§ WHAT IS BEING ASKED
Set down, in full, every record in the block.

==============================

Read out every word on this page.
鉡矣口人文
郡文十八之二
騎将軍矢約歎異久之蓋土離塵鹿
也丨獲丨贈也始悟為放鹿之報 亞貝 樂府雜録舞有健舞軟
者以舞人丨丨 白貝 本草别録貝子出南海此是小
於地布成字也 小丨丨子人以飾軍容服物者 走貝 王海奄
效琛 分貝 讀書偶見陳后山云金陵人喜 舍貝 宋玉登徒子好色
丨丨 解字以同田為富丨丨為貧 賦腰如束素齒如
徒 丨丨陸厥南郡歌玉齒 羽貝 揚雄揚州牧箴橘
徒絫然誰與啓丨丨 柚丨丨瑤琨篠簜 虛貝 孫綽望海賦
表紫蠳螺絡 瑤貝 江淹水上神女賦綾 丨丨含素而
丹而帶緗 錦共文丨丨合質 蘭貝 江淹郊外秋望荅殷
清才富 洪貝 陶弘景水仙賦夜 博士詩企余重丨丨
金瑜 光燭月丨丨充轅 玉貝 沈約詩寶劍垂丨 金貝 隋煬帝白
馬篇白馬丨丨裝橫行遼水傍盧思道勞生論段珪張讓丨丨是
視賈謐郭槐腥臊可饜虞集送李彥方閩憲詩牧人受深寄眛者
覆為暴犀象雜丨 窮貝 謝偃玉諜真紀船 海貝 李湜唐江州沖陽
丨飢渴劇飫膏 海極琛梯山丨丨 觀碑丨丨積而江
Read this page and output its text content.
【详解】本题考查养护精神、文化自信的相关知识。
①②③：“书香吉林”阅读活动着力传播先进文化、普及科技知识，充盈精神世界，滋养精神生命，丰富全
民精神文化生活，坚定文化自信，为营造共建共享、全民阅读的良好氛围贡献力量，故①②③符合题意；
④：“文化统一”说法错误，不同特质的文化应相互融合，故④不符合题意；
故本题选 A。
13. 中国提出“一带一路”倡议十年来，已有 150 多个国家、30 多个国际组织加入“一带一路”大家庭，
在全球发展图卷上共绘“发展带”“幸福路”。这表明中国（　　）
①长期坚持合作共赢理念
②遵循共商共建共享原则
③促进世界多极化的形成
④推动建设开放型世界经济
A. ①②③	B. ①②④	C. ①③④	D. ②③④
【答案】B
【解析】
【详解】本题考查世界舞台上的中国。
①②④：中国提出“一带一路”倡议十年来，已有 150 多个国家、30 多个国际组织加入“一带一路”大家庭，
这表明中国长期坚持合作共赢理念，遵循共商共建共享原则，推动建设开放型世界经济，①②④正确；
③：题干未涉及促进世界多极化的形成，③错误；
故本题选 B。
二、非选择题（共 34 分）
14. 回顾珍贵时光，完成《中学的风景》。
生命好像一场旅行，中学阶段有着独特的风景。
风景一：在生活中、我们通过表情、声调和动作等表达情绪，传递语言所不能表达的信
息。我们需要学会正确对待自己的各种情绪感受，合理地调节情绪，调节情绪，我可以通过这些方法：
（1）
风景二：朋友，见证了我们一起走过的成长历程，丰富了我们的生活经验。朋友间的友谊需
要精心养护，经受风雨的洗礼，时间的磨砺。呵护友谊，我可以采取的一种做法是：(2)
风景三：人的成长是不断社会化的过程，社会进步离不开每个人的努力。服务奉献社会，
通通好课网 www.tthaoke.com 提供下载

==============================

§ ANSWER TO THIS TASK
Read out every word on this page.
鉡矣口人文
郡文十八之二
騎将軍矢約歎異久之蓋土離塵鹿
也丨獲丨贈也始悟為放鹿之報 亞貝 樂府雜録舞有健舞軟
者以舞人丨丨 白貝 本草别録貝子出南海此是小
於地布成字也 小丨丨子人以飾軍容服物者 走貝 王海奄
效琛 分貝 讀書偶見陳后山云金陵人喜 舍貝 宋玉登徒子好色
丨丨 解字以同田為富丨丨為貧 賦腰如束素齒如
徒 丨丨陸厥南郡歌玉齒 羽貝 揚雄揚州牧箴橘
徒絫然誰與啓丨丨 柚丨丨瑤琨篠簜 虛貝 孫綽望海賦
表紫蠳螺絡 瑤貝 江淹水上神女賦綾 丨丨含素而
丹而帶緗 錦共文丨丨合質 蘭貝 江淹郊外秋望荅殷
清才富 洪貝 陶弘景水仙賦夜 博士詩企余重丨丨
金瑜 光燭月丨丨充轅 玉貝 沈約詩寶劍垂丨 金貝 隋煬帝白
馬篇白馬丨丨裝橫行遼水傍盧思道勞生論段珪張讓丨丨是
視賈謐郭槐腥臊可饜虞集送李彥方閩憲詩牧人受深寄眛者
覆為暴犀象雜丨 窮貝 謝偃玉諜真紀船 海貝 李湜唐江州沖陽
丨飢渴劇飫膏 海極琛梯山丨丨 觀碑丨丨積而江
Read this page and output its text content.
【详解】本题考查养护精神、文化自信的相关知识。
①②③：“书香吉林”阅读活动着力传播先进文化、普及科技知识，充盈精神世界，滋养精神生命，丰富全
民精神文化生活，坚定文化自信，为营造共建共享、全民阅读的良好氛围贡献力量，故①②③符合题意；
④：“文化统一”说法错误，不同特质的文化应相互融合，故④不符合题意；
故本题选 A。
13. 中国提出“一带一路”倡议十年来，已有 150 多个国家、30 多个国际组织加入“一带一路”大家庭，
在全球发展图卷上共绘“发展带”“幸福路”。这表明中国（　　）
①长期坚持合作共赢理念
②遵循共商共建共享原则
③促进世界多极化的形成
④推动建设开放型世界经济
A. ①②③	B. ①②④	C. ①③④	D. ②③④
【答案】B
【解析】
【详解】本题考查世界舞台上的中国。
①②④：中国提出“一带一路”倡议十年来，已有 150 多个国家、30 多个国际组织加入“一带一路”大家庭，
这表明中国长期坚持合作共赢理念，遵循共商共建共享原则，推动建设开放型世界经济，①②④正确；
③：题干未涉及促进世界多极化的形成，③错误；
故本题选 B。
二、非选择题（共 34 分）
14. 回顾珍贵时光，完成《中学的风景》。
生命好像一场旅行，中学阶段有着独特的风景。
风景一：在生活中、我们通过表情、声调和动作等表达情绪，传递语言所不能表达的信
息。我们需要学会正确对待自己的各种情绪感受，合理地调节情绪，调节情绪，我可以通过这些方法：
（1）
风景二：朋友，见证了我们一起走过的成长历程，丰富了我们的生活经验。朋友间的友谊需
要精心养护，经受风雨的洗礼，时间的磨砺。呵护友谊，我可以采取的一种做法是：(2)
风景三：人的成长是不断社会化的过程，社会进步离不开每个人的努力。服务奉献社会，
通通好课网 www.tthaoke.com 提供下载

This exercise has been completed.